* Instructions for the task
Check every line of the data below for the string "constant", and copy the ones that hold it.

-- Start Source records --

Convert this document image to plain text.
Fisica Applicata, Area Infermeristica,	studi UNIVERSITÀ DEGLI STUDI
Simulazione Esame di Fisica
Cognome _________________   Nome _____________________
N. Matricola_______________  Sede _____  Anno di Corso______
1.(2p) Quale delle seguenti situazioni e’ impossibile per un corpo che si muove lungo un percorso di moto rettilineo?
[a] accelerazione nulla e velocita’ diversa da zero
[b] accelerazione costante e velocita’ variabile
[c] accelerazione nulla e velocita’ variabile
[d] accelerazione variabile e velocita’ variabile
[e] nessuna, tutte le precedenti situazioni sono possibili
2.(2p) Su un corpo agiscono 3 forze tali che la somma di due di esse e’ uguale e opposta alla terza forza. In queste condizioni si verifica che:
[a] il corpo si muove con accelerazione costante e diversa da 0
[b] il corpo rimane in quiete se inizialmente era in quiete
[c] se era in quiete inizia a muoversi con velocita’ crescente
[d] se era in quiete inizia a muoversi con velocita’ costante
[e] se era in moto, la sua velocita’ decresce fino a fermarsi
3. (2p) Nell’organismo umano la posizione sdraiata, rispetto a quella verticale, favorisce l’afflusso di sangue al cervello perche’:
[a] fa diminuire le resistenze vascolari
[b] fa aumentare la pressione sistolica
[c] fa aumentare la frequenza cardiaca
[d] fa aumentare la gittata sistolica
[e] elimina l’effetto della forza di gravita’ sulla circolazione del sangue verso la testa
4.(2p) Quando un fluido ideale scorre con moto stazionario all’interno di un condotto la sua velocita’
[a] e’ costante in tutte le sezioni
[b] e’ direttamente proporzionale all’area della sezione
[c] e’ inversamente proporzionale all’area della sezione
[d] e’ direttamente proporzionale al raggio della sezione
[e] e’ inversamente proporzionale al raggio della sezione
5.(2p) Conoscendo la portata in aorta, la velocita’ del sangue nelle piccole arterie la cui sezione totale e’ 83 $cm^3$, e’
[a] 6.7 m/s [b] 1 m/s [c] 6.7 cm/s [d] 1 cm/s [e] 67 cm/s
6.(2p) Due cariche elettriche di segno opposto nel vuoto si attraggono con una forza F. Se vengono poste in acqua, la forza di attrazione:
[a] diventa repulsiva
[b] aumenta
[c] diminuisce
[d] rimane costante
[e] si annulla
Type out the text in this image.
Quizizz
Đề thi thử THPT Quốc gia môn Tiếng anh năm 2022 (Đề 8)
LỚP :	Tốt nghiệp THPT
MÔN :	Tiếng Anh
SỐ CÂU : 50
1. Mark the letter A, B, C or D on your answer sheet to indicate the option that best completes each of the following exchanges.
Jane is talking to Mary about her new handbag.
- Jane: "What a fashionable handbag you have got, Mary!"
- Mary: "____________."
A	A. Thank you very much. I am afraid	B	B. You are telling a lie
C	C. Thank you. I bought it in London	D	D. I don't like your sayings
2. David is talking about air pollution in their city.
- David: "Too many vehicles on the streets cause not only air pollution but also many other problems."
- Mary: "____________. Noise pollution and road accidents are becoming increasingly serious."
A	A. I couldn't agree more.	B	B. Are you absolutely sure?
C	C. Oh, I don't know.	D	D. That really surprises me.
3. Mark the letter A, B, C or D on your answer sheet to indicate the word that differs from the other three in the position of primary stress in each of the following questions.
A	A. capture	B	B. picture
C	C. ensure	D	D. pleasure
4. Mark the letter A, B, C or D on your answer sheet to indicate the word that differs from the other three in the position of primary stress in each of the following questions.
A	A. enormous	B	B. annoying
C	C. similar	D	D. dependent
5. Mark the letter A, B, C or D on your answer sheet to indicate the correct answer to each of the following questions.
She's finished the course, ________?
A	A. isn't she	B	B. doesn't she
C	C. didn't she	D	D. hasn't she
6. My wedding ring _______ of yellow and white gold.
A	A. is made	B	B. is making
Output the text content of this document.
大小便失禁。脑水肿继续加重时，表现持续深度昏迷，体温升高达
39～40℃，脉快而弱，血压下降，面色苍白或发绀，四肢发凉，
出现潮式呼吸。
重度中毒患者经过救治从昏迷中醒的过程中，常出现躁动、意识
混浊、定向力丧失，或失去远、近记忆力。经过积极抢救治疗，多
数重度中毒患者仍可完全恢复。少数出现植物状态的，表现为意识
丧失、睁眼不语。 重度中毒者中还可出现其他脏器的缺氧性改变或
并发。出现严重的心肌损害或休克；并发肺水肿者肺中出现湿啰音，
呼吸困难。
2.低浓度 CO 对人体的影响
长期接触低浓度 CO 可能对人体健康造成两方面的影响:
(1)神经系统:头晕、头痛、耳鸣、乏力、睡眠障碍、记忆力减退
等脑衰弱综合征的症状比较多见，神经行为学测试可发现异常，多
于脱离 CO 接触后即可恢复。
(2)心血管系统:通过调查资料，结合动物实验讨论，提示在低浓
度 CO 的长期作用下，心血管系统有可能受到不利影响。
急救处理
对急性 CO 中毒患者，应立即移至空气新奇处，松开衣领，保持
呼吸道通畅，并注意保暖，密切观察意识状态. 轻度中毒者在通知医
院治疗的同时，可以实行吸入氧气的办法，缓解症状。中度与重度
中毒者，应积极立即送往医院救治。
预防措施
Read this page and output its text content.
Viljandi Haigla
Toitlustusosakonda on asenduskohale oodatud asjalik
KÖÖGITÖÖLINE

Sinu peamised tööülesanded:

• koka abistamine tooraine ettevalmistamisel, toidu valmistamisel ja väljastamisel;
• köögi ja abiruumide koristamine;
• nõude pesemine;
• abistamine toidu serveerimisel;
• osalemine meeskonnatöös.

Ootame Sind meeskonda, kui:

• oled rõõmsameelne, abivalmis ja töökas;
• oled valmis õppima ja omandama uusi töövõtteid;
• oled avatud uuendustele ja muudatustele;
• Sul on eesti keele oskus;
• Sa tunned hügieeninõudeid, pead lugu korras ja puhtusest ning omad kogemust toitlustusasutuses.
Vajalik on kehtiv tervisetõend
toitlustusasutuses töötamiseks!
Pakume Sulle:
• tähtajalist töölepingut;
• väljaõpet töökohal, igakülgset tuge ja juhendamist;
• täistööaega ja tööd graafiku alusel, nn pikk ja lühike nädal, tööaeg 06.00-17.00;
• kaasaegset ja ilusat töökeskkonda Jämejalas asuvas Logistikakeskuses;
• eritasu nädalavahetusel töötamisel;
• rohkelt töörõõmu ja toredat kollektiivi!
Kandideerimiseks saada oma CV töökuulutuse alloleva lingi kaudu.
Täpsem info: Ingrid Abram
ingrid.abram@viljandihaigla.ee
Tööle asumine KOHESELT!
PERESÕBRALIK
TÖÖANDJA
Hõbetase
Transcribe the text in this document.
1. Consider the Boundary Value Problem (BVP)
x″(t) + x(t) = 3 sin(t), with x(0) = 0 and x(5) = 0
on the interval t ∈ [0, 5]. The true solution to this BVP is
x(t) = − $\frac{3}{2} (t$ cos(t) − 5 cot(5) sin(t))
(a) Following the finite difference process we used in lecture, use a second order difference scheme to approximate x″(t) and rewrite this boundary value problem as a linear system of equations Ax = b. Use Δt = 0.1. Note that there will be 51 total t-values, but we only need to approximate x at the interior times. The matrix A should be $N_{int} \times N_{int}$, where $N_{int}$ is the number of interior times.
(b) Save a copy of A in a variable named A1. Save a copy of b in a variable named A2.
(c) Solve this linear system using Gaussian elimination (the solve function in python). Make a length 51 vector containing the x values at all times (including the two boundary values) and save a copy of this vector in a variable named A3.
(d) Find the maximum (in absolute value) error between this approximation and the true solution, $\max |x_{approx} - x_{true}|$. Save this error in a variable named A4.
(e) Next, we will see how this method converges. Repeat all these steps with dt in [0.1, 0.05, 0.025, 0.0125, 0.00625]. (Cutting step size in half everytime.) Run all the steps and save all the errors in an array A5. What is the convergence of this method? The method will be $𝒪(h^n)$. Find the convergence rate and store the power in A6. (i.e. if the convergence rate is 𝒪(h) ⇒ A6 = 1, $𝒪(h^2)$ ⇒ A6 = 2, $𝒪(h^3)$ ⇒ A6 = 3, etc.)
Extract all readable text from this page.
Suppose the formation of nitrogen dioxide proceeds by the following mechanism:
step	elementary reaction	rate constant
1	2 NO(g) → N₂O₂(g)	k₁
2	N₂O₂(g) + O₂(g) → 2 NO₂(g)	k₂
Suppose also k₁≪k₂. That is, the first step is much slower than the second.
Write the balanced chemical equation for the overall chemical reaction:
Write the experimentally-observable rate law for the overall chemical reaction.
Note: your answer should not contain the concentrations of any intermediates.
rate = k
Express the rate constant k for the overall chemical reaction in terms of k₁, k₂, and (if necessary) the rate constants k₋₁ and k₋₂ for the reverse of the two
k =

-- End Source records --

* The result
step	elementary reaction	rate constant
Express the rate constant k for the overall chemical reaction in terms of k₁, k₂, and (if necessary) the rate constants k₋₁ and k₋₂ for the reverse of the two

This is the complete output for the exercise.